● Problem description
Retype each line of the material exactly, please, skipping any picture in it.

● Extracted records
※
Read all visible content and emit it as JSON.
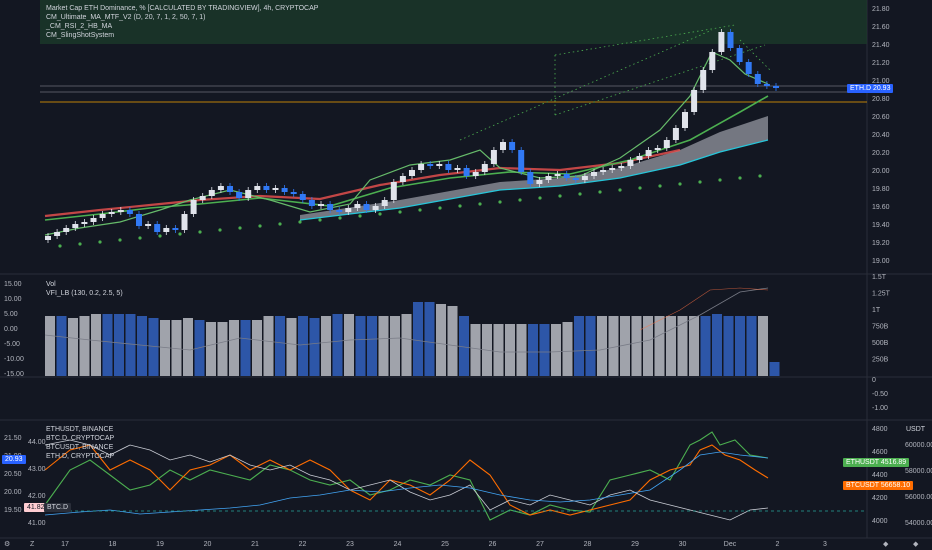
{
  "main": {
    "legend": [
      "Market Cap ETH Dominance, % [CALCULATED BY TRADINGVIEW], 4h, CRYPTOCAP",
      "CM_Ultimate_MA_MTF_V2 (D, 20, 7, 1, 2, 50, 7, 1)",
      "_CM_RSI_2_HB_MA",
      "CM_SlingShotSystem"
    ],
    "y_ticks": [
      "21.80",
      "21.60",
      "21.40",
      "21.20",
      "21.00",
      "20.80",
      "20.60",
      "20.40",
      "20.20",
      "20.00",
      "19.80",
      "19.60",
      "19.40",
      "19.20",
      "19.00"
    ],
    "price_tag": "ETH.D",
    "price_value": "20.93"
  },
  "volume": {
    "legend": [
      "Vol",
      "VFI_LB (130, 0.2, 2.5, 5)"
    ],
    "left_ticks": [
      "15.00",
      "10.00",
      "5.00",
      "0.00",
      "-5.00",
      "-10.00",
      "-15.00"
    ],
    "right_ticks": [
      "1.5T",
      "1.25T",
      "1T",
      "750B",
      "500B",
      "250B"
    ]
  },
  "blank_pane": {
    "right_ticks": [
      "0",
      "-0.50",
      "-1.00"
    ]
  },
  "compare": {
    "legend": [
      "ETHUSDT, BINANCE",
      "BTC.D, CRYPTOCAP",
      "BTCUSDT, BINANCE",
      "ETH.D, CRYPTOCAP"
    ],
    "left_ticks_a": [
      "21.50",
      "21.00",
      "20.50",
      "20.00",
      "19.50"
    ],
    "left_ticks_b": [
      "44.00",
      "43.00",
      "42.00",
      "41.00"
    ],
    "right_ticks_a": [
      "4800",
      "4600",
      "4400",
      "4200",
      "4000"
    ],
    "right_ticks_b": [
      "60000.00",
      "58000.00",
      "56000.00",
      "54000.00"
    ],
    "currency": "USDT",
    "ethusdt_tag": "ETHUSDT",
    "ethusdt_value": "4516.89",
    "btcusdt_tag": "BTCUSDT",
    "btcusdt_value": "56658.10",
    "ethd_left_value": "20.93",
    "btcd_left_value": "41.82",
    "btcd_tag": "BTC.D"
  },
  "time_axis": [
    "17",
    "18",
    "19",
    "20",
    "21",
    "22",
    "23",
    "24",
    "25",
    "26",
    "27",
    "28",
    "29",
    "30",
    "Dec",
    "2",
    "3"
  ],
  "colors": {
    "bg": "#131722",
    "up": "#e0e3eb",
    "down": "#3179f5",
    "ema_fast": "#4caf50",
    "ema_slow": "#ff7043",
    "band": "#787b86",
    "orange": "#ff6d00",
    "blue": "#2962ff",
    "grid": "#2a2e39"
  }
}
※
● Reply to the task
Read all visible content and emit it as JSON.
{
  "main": {
    "legend": [
      "Market Cap ETH Dominance, % [CALCULATED BY TRADINGVIEW], 4h, CRYPTOCAP",
      "CM_Ultimate_MA_MTF_V2 (D, 20, 7, 1, 2, 50, 7, 1)",
      "_CM_RSI_2_HB_MA",
      "CM_SlingShotSystem"
    ],
    "y_ticks": [
      "21.80",
      "21.60",
      "21.40",
      "21.20",
      "21.00",
      "20.80",
      "20.60",
      "20.40",
      "20.20",
      "20.00",
      "19.80",
      "19.60",
      "19.40",
      "19.20",
      "19.00"
    ],
    "price_tag": "ETH.D",
    "price_value": "20.93"
  },
  "volume": {
    "legend": [
      "Vol",
      "VFI_LB (130, 0.2, 2.5, 5)"
    ],
    "left_ticks": [
      "15.00",
      "10.00",
      "5.00",
      "0.00",
      "-5.00",
      "-10.00",
      "-15.00"
    ],
    "right_ticks": [
      "1.5T",
      "1.25T",
      "1T",
      "750B",
      "500B",
      "250B"
    ]
  },
  "blank_pane": {
    "right_ticks": [
      "0",
      "-0.50",
      "-1.00"
    ]
  },
  "compare": {
    "legend": [
      "ETHUSDT, BINANCE",
      "BTC.D, CRYPTOCAP",
      "BTCUSDT, BINANCE",
      "ETH.D, CRYPTOCAP"
    ],
    "left_ticks_a": [
      "21.50",
      "21.00",
      "20.50",
      "20.00",
      "19.50"
    ],
    "left_ticks_b": [
      "44.00",
      "43.00",
      "42.00",
      "41.00"
    ],
    "right_ticks_a": [
      "4800",
      "4600",
      "4400",
      "4200",
      "4000"
    ],
    "right_ticks_b": [
      "60000.00",
      "58000.00",
      "56000.00",
      "54000.00"
    ],
    "currency": "USDT",
    "ethusdt_tag": "ETHUSDT",
    "ethusdt_value": "4516.89",
    "btcusdt_tag": "BTCUSDT",
    "btcusdt_value": "56658.10",
    "ethd_left_value": "20.93",
    "btcd_left_value": "41.82",
    "btcd_tag": "BTC.D"
  },
  "time_axis": [
    "17",
    "18",
    "19",
    "20",
    "21",
    "22",
    "23",
    "24",
    "25",
    "26",
    "27",
    "28",
    "29",
    "30",
    "Dec",
    "2",
    "3"
  ],
  "colors": {
    "bg": "#131722",
    "up": "#e0e3eb",
    "down": "#3179f5",
    "ema_fast": "#4caf50",
    "ema_slow": "#ff7043",
    "band": "#787b86",
    "orange": "#ff6d00",
    "blue": "#2962ff",
    "grid": "#2a2e39"
  }
}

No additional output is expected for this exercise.